AIM OF THE EXERCISE: Work through the material below line by line and say how many lines include the word "Author". Only the number, please.

[Figure content listings]

· · · ·

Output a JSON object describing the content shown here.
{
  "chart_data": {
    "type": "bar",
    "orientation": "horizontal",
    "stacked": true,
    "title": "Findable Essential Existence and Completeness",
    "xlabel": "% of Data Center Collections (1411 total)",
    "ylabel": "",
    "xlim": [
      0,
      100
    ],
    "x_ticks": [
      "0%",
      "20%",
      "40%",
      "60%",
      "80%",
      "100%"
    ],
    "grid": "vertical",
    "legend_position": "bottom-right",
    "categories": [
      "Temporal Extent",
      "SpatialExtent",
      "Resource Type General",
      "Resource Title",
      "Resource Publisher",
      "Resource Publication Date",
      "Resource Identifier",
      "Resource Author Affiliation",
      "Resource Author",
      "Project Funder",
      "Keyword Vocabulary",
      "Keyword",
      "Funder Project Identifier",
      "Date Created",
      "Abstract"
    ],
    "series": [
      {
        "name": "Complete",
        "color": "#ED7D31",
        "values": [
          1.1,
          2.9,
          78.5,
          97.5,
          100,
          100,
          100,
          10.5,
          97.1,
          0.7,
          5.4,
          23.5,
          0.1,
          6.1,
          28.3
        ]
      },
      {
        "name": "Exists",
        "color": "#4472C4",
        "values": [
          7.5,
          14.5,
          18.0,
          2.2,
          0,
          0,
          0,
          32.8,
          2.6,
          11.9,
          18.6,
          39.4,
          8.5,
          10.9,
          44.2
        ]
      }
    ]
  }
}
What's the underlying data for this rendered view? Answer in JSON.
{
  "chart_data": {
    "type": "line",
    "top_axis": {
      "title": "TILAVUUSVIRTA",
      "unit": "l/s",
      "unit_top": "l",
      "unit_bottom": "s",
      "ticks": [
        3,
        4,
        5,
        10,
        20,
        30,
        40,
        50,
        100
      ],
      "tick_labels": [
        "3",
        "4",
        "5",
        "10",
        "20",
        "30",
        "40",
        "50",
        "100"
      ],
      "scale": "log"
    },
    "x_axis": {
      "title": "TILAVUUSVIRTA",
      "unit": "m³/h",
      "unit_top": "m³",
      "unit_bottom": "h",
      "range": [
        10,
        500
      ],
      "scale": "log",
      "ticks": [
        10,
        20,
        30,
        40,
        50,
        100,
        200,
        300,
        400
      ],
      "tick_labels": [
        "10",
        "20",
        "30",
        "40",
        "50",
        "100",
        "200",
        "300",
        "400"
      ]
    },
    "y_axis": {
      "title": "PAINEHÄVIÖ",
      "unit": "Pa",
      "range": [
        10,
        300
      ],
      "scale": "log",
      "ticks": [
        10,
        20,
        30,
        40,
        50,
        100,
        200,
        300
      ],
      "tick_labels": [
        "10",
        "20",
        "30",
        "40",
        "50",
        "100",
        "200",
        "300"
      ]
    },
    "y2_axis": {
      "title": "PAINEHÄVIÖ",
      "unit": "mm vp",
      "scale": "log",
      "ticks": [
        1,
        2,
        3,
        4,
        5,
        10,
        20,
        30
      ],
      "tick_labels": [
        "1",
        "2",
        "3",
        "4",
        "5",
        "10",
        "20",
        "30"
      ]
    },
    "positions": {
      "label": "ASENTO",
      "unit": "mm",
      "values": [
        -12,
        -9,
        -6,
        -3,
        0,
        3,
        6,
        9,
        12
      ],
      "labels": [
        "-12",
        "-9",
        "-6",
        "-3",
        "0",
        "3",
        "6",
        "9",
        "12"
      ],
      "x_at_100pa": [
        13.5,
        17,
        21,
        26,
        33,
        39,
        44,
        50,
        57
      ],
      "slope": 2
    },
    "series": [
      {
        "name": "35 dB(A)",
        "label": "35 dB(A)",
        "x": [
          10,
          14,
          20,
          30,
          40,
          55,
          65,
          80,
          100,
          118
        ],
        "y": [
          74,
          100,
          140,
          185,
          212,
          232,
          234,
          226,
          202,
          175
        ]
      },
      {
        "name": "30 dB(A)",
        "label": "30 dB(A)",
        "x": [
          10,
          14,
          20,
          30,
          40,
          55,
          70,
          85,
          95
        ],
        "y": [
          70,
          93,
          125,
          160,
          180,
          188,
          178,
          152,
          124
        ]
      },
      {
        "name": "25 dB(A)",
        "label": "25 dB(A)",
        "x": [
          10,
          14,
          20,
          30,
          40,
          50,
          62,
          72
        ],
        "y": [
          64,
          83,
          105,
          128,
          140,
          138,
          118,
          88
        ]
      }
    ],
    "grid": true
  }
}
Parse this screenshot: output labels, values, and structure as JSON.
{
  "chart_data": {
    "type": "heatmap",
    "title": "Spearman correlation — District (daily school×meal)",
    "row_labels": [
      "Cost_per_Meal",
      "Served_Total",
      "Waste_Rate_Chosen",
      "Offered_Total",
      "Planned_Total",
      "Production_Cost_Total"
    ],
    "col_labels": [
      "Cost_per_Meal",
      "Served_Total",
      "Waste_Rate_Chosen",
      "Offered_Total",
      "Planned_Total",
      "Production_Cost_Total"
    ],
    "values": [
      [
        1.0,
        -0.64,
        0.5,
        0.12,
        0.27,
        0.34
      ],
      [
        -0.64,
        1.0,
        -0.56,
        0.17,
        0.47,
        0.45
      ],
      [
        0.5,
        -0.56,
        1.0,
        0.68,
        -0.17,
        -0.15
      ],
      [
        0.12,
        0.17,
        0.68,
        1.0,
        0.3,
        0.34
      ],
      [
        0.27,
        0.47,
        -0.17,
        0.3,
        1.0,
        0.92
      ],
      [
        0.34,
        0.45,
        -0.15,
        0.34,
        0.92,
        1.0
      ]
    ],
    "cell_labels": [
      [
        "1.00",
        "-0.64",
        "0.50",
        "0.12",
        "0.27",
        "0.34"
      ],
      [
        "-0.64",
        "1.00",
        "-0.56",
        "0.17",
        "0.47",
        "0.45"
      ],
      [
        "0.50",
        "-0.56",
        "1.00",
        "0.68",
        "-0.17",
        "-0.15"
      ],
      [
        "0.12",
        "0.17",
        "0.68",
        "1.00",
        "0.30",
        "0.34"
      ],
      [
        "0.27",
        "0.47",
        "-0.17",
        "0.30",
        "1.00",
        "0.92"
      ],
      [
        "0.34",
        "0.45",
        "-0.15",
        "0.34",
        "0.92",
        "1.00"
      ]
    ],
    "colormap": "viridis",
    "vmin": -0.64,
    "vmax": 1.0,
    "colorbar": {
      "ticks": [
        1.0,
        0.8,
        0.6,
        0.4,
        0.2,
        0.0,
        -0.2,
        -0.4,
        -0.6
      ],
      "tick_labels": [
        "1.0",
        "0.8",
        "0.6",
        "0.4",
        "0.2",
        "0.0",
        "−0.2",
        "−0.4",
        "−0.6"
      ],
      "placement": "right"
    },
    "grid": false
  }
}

· · · ·

WRITTEN RESPONSE: 2